# Task objective
Copy the listing verbatim, excluding any images found in it.

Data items
━━━━━━━━━━━━━━━━━━━━

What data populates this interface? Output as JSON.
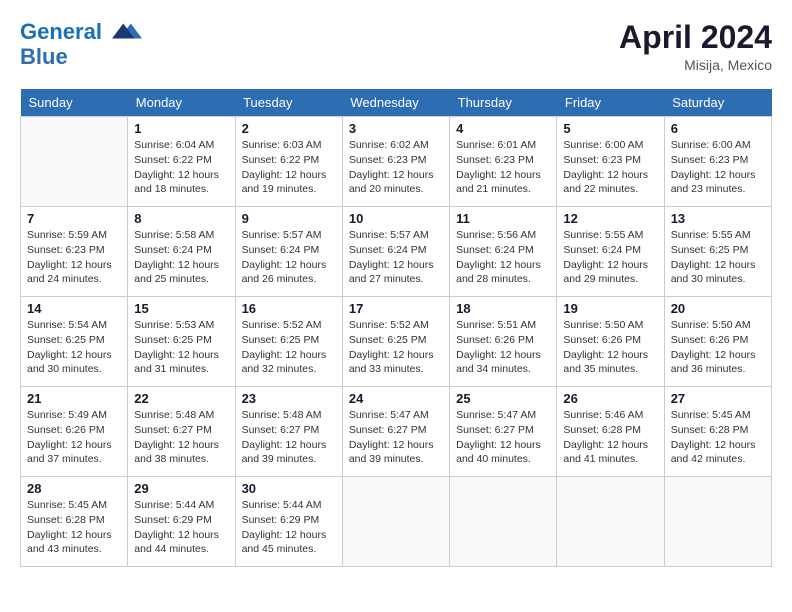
{
  "header": {
    "logo_line1": "General",
    "logo_line2": "Blue",
    "month_year": "April 2024",
    "location": "Misija, Mexico"
  },
  "weekdays": [
    "Sunday",
    "Monday",
    "Tuesday",
    "Wednesday",
    "Thursday",
    "Friday",
    "Saturday"
  ],
  "weeks": [
    [
      {
        "day": "",
        "sunrise": "",
        "sunset": "",
        "daylight": ""
      },
      {
        "day": "1",
        "sunrise": "Sunrise: 6:04 AM",
        "sunset": "Sunset: 6:22 PM",
        "daylight": "Daylight: 12 hours and 18 minutes."
      },
      {
        "day": "2",
        "sunrise": "Sunrise: 6:03 AM",
        "sunset": "Sunset: 6:22 PM",
        "daylight": "Daylight: 12 hours and 19 minutes."
      },
      {
        "day": "3",
        "sunrise": "Sunrise: 6:02 AM",
        "sunset": "Sunset: 6:23 PM",
        "daylight": "Daylight: 12 hours and 20 minutes."
      },
      {
        "day": "4",
        "sunrise": "Sunrise: 6:01 AM",
        "sunset": "Sunset: 6:23 PM",
        "daylight": "Daylight: 12 hours and 21 minutes."
      },
      {
        "day": "5",
        "sunrise": "Sunrise: 6:00 AM",
        "sunset": "Sunset: 6:23 PM",
        "daylight": "Daylight: 12 hours and 22 minutes."
      },
      {
        "day": "6",
        "sunrise": "Sunrise: 6:00 AM",
        "sunset": "Sunset: 6:23 PM",
        "daylight": "Daylight: 12 hours and 23 minutes."
      }
    ],
    [
      {
        "day": "7",
        "sunrise": "Sunrise: 5:59 AM",
        "sunset": "Sunset: 6:23 PM",
        "daylight": "Daylight: 12 hours and 24 minutes."
      },
      {
        "day": "8",
        "sunrise": "Sunrise: 5:58 AM",
        "sunset": "Sunset: 6:24 PM",
        "daylight": "Daylight: 12 hours and 25 minutes."
      },
      {
        "day": "9",
        "sunrise": "Sunrise: 5:57 AM",
        "sunset": "Sunset: 6:24 PM",
        "daylight": "Daylight: 12 hours and 26 minutes."
      },
      {
        "day": "10",
        "sunrise": "Sunrise: 5:57 AM",
        "sunset": "Sunset: 6:24 PM",
        "daylight": "Daylight: 12 hours and 27 minutes."
      },
      {
        "day": "11",
        "sunrise": "Sunrise: 5:56 AM",
        "sunset": "Sunset: 6:24 PM",
        "daylight": "Daylight: 12 hours and 28 minutes."
      },
      {
        "day": "12",
        "sunrise": "Sunrise: 5:55 AM",
        "sunset": "Sunset: 6:24 PM",
        "daylight": "Daylight: 12 hours and 29 minutes."
      },
      {
        "day": "13",
        "sunrise": "Sunrise: 5:55 AM",
        "sunset": "Sunset: 6:25 PM",
        "daylight": "Daylight: 12 hours and 30 minutes."
      }
    ],
    [
      {
        "day": "14",
        "sunrise": "Sunrise: 5:54 AM",
        "sunset": "Sunset: 6:25 PM",
        "daylight": "Daylight: 12 hours and 30 minutes."
      },
      {
        "day": "15",
        "sunrise": "Sunrise: 5:53 AM",
        "sunset": "Sunset: 6:25 PM",
        "daylight": "Daylight: 12 hours and 31 minutes."
      },
      {
        "day": "16",
        "sunrise": "Sunrise: 5:52 AM",
        "sunset": "Sunset: 6:25 PM",
        "daylight": "Daylight: 12 hours and 32 minutes."
      },
      {
        "day": "17",
        "sunrise": "Sunrise: 5:52 AM",
        "sunset": "Sunset: 6:25 PM",
        "daylight": "Daylight: 12 hours and 33 minutes."
      },
      {
        "day": "18",
        "sunrise": "Sunrise: 5:51 AM",
        "sunset": "Sunset: 6:26 PM",
        "daylight": "Daylight: 12 hours and 34 minutes."
      },
      {
        "day": "19",
        "sunrise": "Sunrise: 5:50 AM",
        "sunset": "Sunset: 6:26 PM",
        "daylight": "Daylight: 12 hours and 35 minutes."
      },
      {
        "day": "20",
        "sunrise": "Sunrise: 5:50 AM",
        "sunset": "Sunset: 6:26 PM",
        "daylight": "Daylight: 12 hours and 36 minutes."
      }
    ],
    [
      {
        "day": "21",
        "sunrise": "Sunrise: 5:49 AM",
        "sunset": "Sunset: 6:26 PM",
        "daylight": "Daylight: 12 hours and 37 minutes."
      },
      {
        "day": "22",
        "sunrise": "Sunrise: 5:48 AM",
        "sunset": "Sunset: 6:27 PM",
        "daylight": "Daylight: 12 hours and 38 minutes."
      },
      {
        "day": "23",
        "sunrise": "Sunrise: 5:48 AM",
        "sunset": "Sunset: 6:27 PM",
        "daylight": "Daylight: 12 hours and 39 minutes."
      },
      {
        "day": "24",
        "sunrise": "Sunrise: 5:47 AM",
        "sunset": "Sunset: 6:27 PM",
        "daylight": "Daylight: 12 hours and 39 minutes."
      },
      {
        "day": "25",
        "sunrise": "Sunrise: 5:47 AM",
        "sunset": "Sunset: 6:27 PM",
        "daylight": "Daylight: 12 hours and 40 minutes."
      },
      {
        "day": "26",
        "sunrise": "Sunrise: 5:46 AM",
        "sunset": "Sunset: 6:28 PM",
        "daylight": "Daylight: 12 hours and 41 minutes."
      },
      {
        "day": "27",
        "sunrise": "Sunrise: 5:45 AM",
        "sunset": "Sunset: 6:28 PM",
        "daylight": "Daylight: 12 hours and 42 minutes."
      }
    ],
    [
      {
        "day": "28",
        "sunrise": "Sunrise: 5:45 AM",
        "sunset": "Sunset: 6:28 PM",
        "daylight": "Daylight: 12 hours and 43 minutes."
      },
      {
        "day": "29",
        "sunrise": "Sunrise: 5:44 AM",
        "sunset": "Sunset: 6:29 PM",
        "daylight": "Daylight: 12 hours and 44 minutes."
      },
      {
        "day": "30",
        "sunrise": "Sunrise: 5:44 AM",
        "sunset": "Sunset: 6:29 PM",
        "daylight": "Daylight: 12 hours and 45 minutes."
      },
      {
        "day": "",
        "sunrise": "",
        "sunset": "",
        "daylight": ""
      },
      {
        "day": "",
        "sunrise": "",
        "sunset": "",
        "daylight": ""
      },
      {
        "day": "",
        "sunrise": "",
        "sunset": "",
        "daylight": ""
      },
      {
        "day": "",
        "sunrise": "",
        "sunset": "",
        "daylight": ""
      }
    ]
  ]
}
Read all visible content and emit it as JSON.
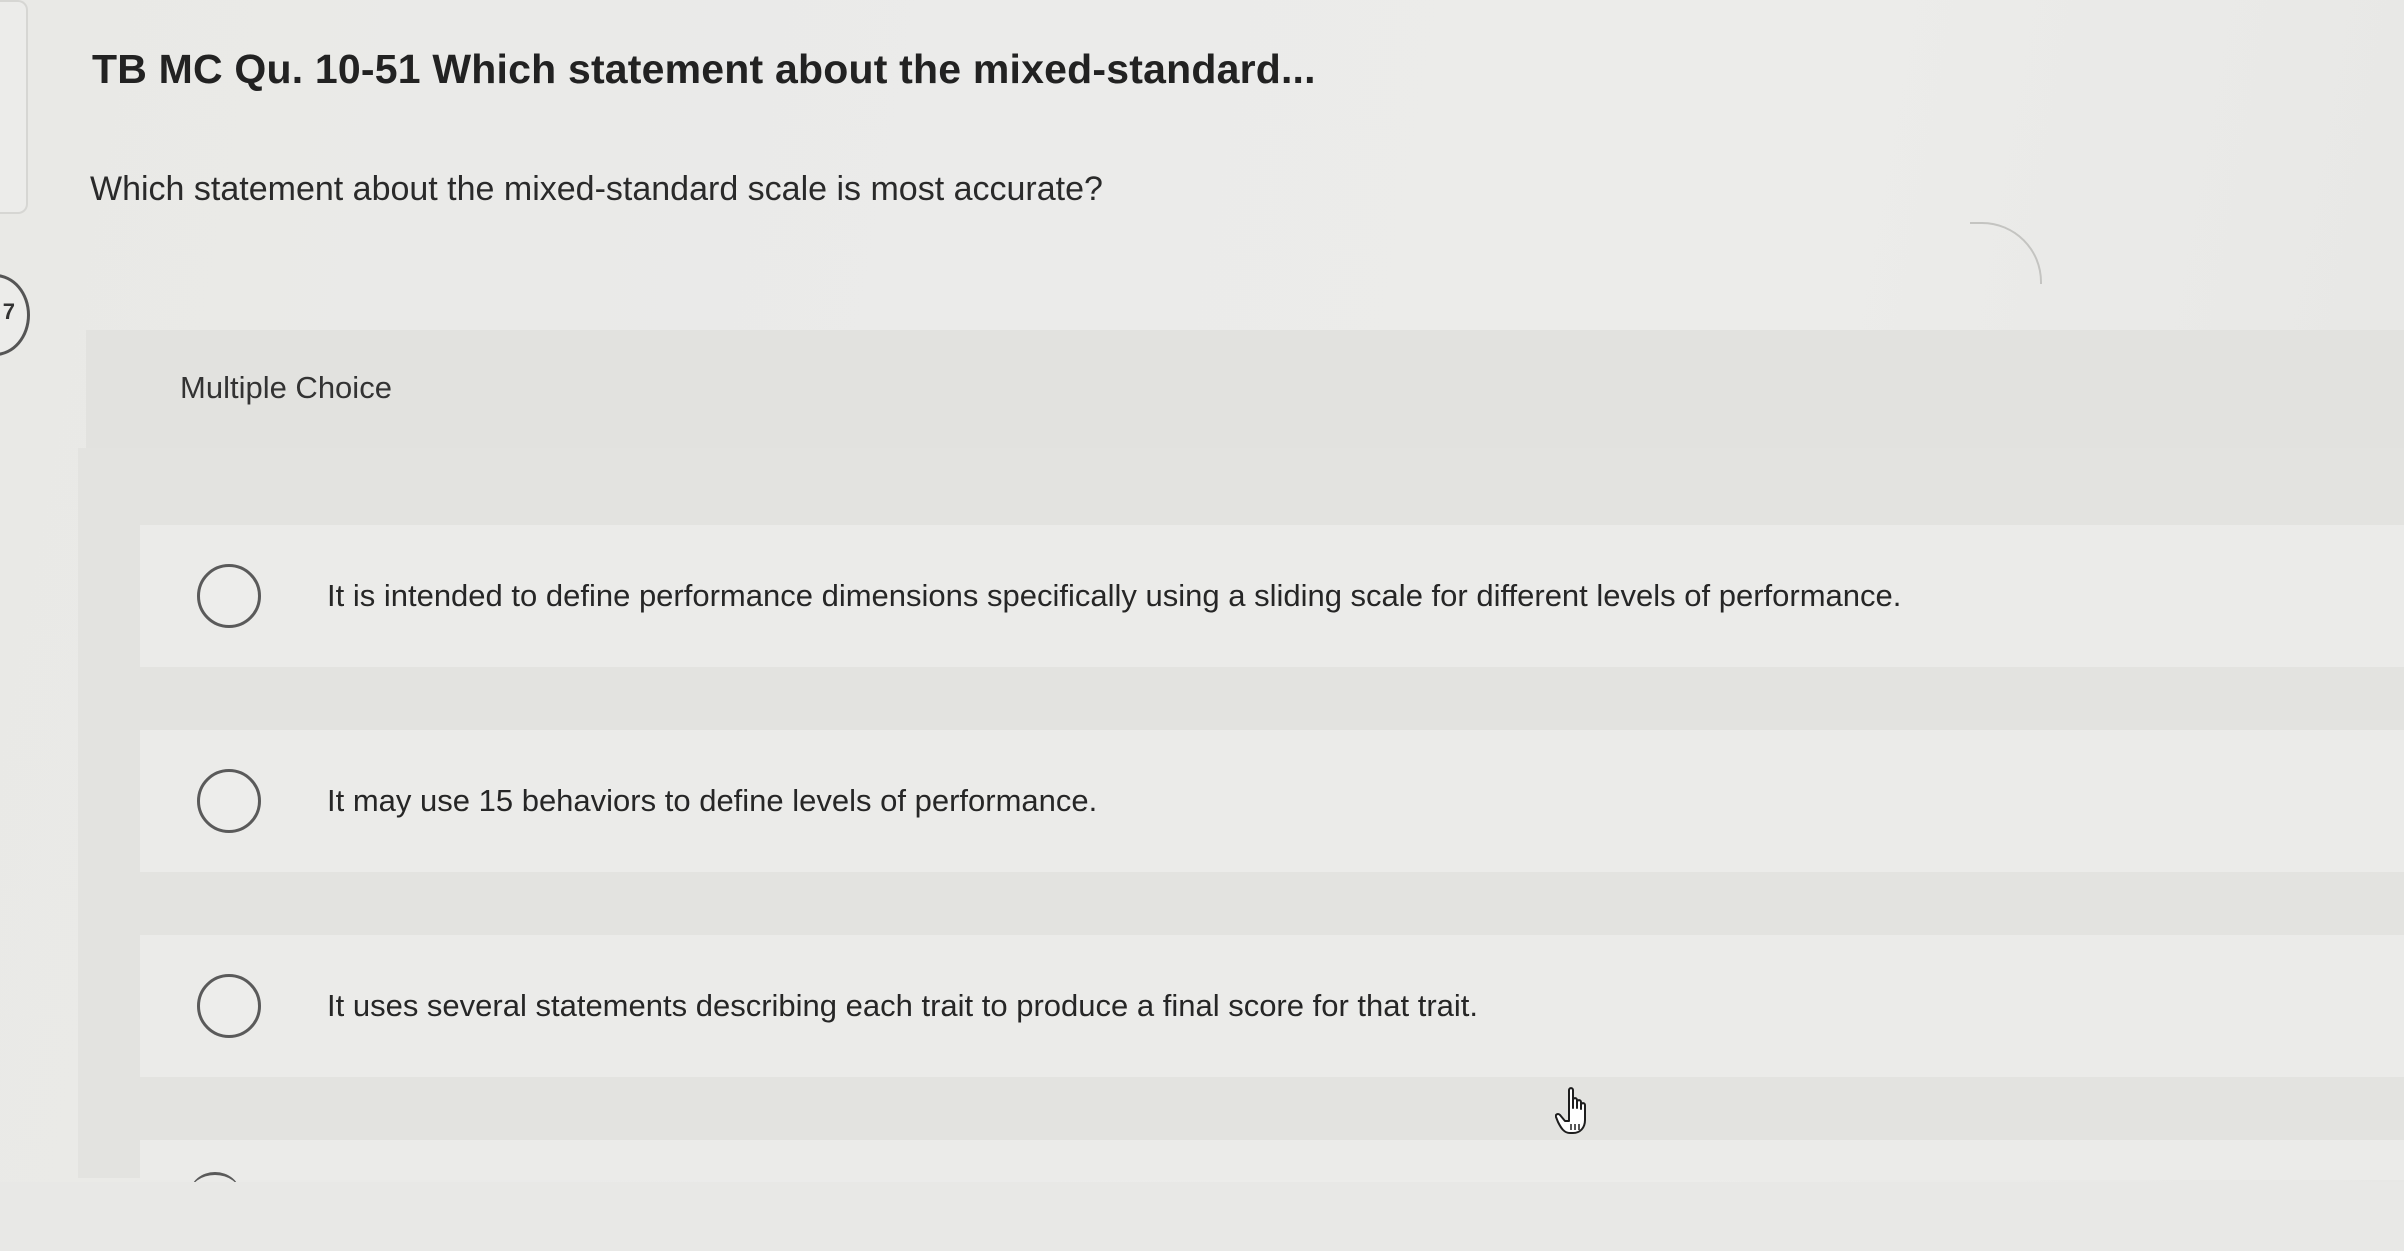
{
  "question": {
    "title": "TB MC Qu. 10-51 Which statement about the mixed-standard...",
    "prompt": "Which statement about the mixed-standard scale is most accurate?",
    "type_label": "Multiple Choice"
  },
  "choices": [
    {
      "text": "It is intended to define performance dimensions specifically using a sliding scale for different levels of performance.",
      "selected": false
    },
    {
      "text": "It may use 15 behaviors to define levels of performance.",
      "selected": false
    },
    {
      "text": "It uses several statements describing each trait to produce a final score for that trait.",
      "selected": false
    }
  ],
  "left_rail": {
    "item_number": "7"
  },
  "cursor": {
    "icon": "hand-pointer-icon"
  },
  "colors": {
    "background": "#ebebe9",
    "header_band": "#e2e2df",
    "radio_border": "#5a5a5a",
    "text": "#262626"
  }
}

━━━━━━━━━━━━━━━━━━━━

# Answer below
What data populates this interface? Output as JSON.
{
  "header": {
    "logo_line1": "General",
    "logo_line2": "Blue",
    "month_year": "April 2024",
    "location": "Misija, Mexico"
  },
  "weekdays": [
    "Sunday",
    "Monday",
    "Tuesday",
    "Wednesday",
    "Thursday",
    "Friday",
    "Saturday"
  ],
  "weeks": [
    [
      {
        "day": "",
        "sunrise": "",
        "sunset": "",
        "daylight": ""
      },
      {
        "day": "1",
        "sunrise": "Sunrise: 6:04 AM",
        "sunset": "Sunset: 6:22 PM",
        "daylight": "Daylight: 12 hours and 18 minutes."
      },
      {
        "day": "2",
        "sunrise": "Sunrise: 6:03 AM",
        "sunset": "Sunset: 6:22 PM",
        "daylight": "Daylight: 12 hours and 19 minutes."
      },
      {
        "day": "3",
        "sunrise": "Sunrise: 6:02 AM",
        "sunset": "Sunset: 6:23 PM",
        "daylight": "Daylight: 12 hours and 20 minutes."
      },
      {
        "day": "4",
        "sunrise": "Sunrise: 6:01 AM",
        "sunset": "Sunset: 6:23 PM",
        "daylight": "Daylight: 12 hours and 21 minutes."
      },
      {
        "day": "5",
        "sunrise": "Sunrise: 6:00 AM",
        "sunset": "Sunset: 6:23 PM",
        "daylight": "Daylight: 12 hours and 22 minutes."
      },
      {
        "day": "6",
        "sunrise": "Sunrise: 6:00 AM",
        "sunset": "Sunset: 6:23 PM",
        "daylight": "Daylight: 12 hours and 23 minutes."
      }
    ],
    [
      {
        "day": "7",
        "sunrise": "Sunrise: 5:59 AM",
        "sunset": "Sunset: 6:23 PM",
        "daylight": "Daylight: 12 hours and 24 minutes."
      },
      {
        "day": "8",
        "sunrise": "Sunrise: 5:58 AM",
        "sunset": "Sunset: 6:24 PM",
        "daylight": "Daylight: 12 hours and 25 minutes."
      },
      {
        "day": "9",
        "sunrise": "Sunrise: 5:57 AM",
        "sunset": "Sunset: 6:24 PM",
        "daylight": "Daylight: 12 hours and 26 minutes."
      },
      {
        "day": "10",
        "sunrise": "Sunrise: 5:57 AM",
        "sunset": "Sunset: 6:24 PM",
        "daylight": "Daylight: 12 hours and 27 minutes."
      },
      {
        "day": "11",
        "sunrise": "Sunrise: 5:56 AM",
        "sunset": "Sunset: 6:24 PM",
        "daylight": "Daylight: 12 hours and 28 minutes."
      },
      {
        "day": "12",
        "sunrise": "Sunrise: 5:55 AM",
        "sunset": "Sunset: 6:24 PM",
        "daylight": "Daylight: 12 hours and 29 minutes."
      },
      {
        "day": "13",
        "sunrise": "Sunrise: 5:55 AM",
        "sunset": "Sunset: 6:25 PM",
        "daylight": "Daylight: 12 hours and 30 minutes."
      }
    ],
    [
      {
        "day": "14",
        "sunrise": "Sunrise: 5:54 AM",
        "sunset": "Sunset: 6:25 PM",
        "daylight": "Daylight: 12 hours and 30 minutes."
      },
      {
        "day": "15",
        "sunrise": "Sunrise: 5:53 AM",
        "sunset": "Sunset: 6:25 PM",
        "daylight": "Daylight: 12 hours and 31 minutes."
      },
      {
        "day": "16",
        "sunrise": "Sunrise: 5:52 AM",
        "sunset": "Sunset: 6:25 PM",
        "daylight": "Daylight: 12 hours and 32 minutes."
      },
      {
        "day": "17",
        "sunrise": "Sunrise: 5:52 AM",
        "sunset": "Sunset: 6:25 PM",
        "daylight": "Daylight: 12 hours and 33 minutes."
      },
      {
        "day": "18",
        "sunrise": "Sunrise: 5:51 AM",
        "sunset": "Sunset: 6:26 PM",
        "daylight": "Daylight: 12 hours and 34 minutes."
      },
      {
        "day": "19",
        "sunrise": "Sunrise: 5:50 AM",
        "sunset": "Sunset: 6:26 PM",
        "daylight": "Daylight: 12 hours and 35 minutes."
      },
      {
        "day": "20",
        "sunrise": "Sunrise: 5:50 AM",
        "sunset": "Sunset: 6:26 PM",
        "daylight": "Daylight: 12 hours and 36 minutes."
      }
    ],
    [
      {
        "day": "21",
        "sunrise": "Sunrise: 5:49 AM",
        "sunset": "Sunset: 6:26 PM",
        "daylight": "Daylight: 12 hours and 37 minutes."
      },
      {
        "day": "22",
        "sunrise": "Sunrise: 5:48 AM",
        "sunset": "Sunset: 6:27 PM",
        "daylight": "Daylight: 12 hours and 38 minutes."
      },
      {
        "day": "23",
        "sunrise": "Sunrise: 5:48 AM",
        "sunset": "Sunset: 6:27 PM",
        "daylight": "Daylight: 12 hours and 39 minutes."
      },
      {
        "day": "24",
        "sunrise": "Sunrise: 5:47 AM",
        "sunset": "Sunset: 6:27 PM",
        "daylight": "Daylight: 12 hours and 39 minutes."
      },
      {
        "day": "25",
        "sunrise": "Sunrise: 5:47 AM",
        "sunset": "Sunset: 6:27 PM",
        "daylight": "Daylight: 12 hours and 40 minutes."
      },
      {
        "day": "26",
        "sunrise": "Sunrise: 5:46 AM",
        "sunset": "Sunset: 6:28 PM",
        "daylight": "Daylight: 12 hours and 41 minutes."
      },
      {
        "day": "27",
        "sunrise": "Sunrise: 5:45 AM",
        "sunset": "Sunset: 6:28 PM",
        "daylight": "Daylight: 12 hours and 42 minutes."
      }
    ],
    [
      {
        "day": "28",
        "sunrise": "Sunrise: 5:45 AM",
        "sunset": "Sunset: 6:28 PM",
        "daylight": "Daylight: 12 hours and 43 minutes."
      },
      {
        "day": "29",
        "sunrise": "Sunrise: 5:44 AM",
        "sunset": "Sunset: 6:29 PM",
        "daylight": "Daylight: 12 hours and 44 minutes."
      },
      {
        "day": "30",
        "sunrise": "Sunrise: 5:44 AM",
        "sunset": "Sunset: 6:29 PM",
        "daylight": "Daylight: 12 hours and 45 minutes."
      },
      {
        "day": "",
        "sunrise": "",
        "sunset": "",
        "daylight": ""
      },
      {
        "day": "",
        "sunrise": "",
        "sunset": "",
        "daylight": ""
      },
      {
        "day": "",
        "sunrise": "",
        "sunset": "",
        "daylight": ""
      },
      {
        "day": "",
        "sunrise": "",
        "sunset": "",
        "daylight": ""
      }
    ]
  ]
}
Read all visible content and emit it as JSON.
{
  "question": {
    "title": "TB MC Qu. 10-51 Which statement about the mixed-standard...",
    "prompt": "Which statement about the mixed-standard scale is most accurate?",
    "type_label": "Multiple Choice"
  },
  "choices": [
    {
      "text": "It is intended to define performance dimensions specifically using a sliding scale for different levels of performance.",
      "selected": false
    },
    {
      "text": "It may use 15 behaviors to define levels of performance.",
      "selected": false
    },
    {
      "text": "It uses several statements describing each trait to produce a final score for that trait.",
      "selected": false
    }
  ],
  "left_rail": {
    "item_number": "7"
  },
  "cursor": {
    "icon": "hand-pointer-icon"
  },
  "colors": {
    "background": "#ebebe9",
    "header_band": "#e2e2df",
    "radio_border": "#5a5a5a",
    "text": "#262626"
  }
}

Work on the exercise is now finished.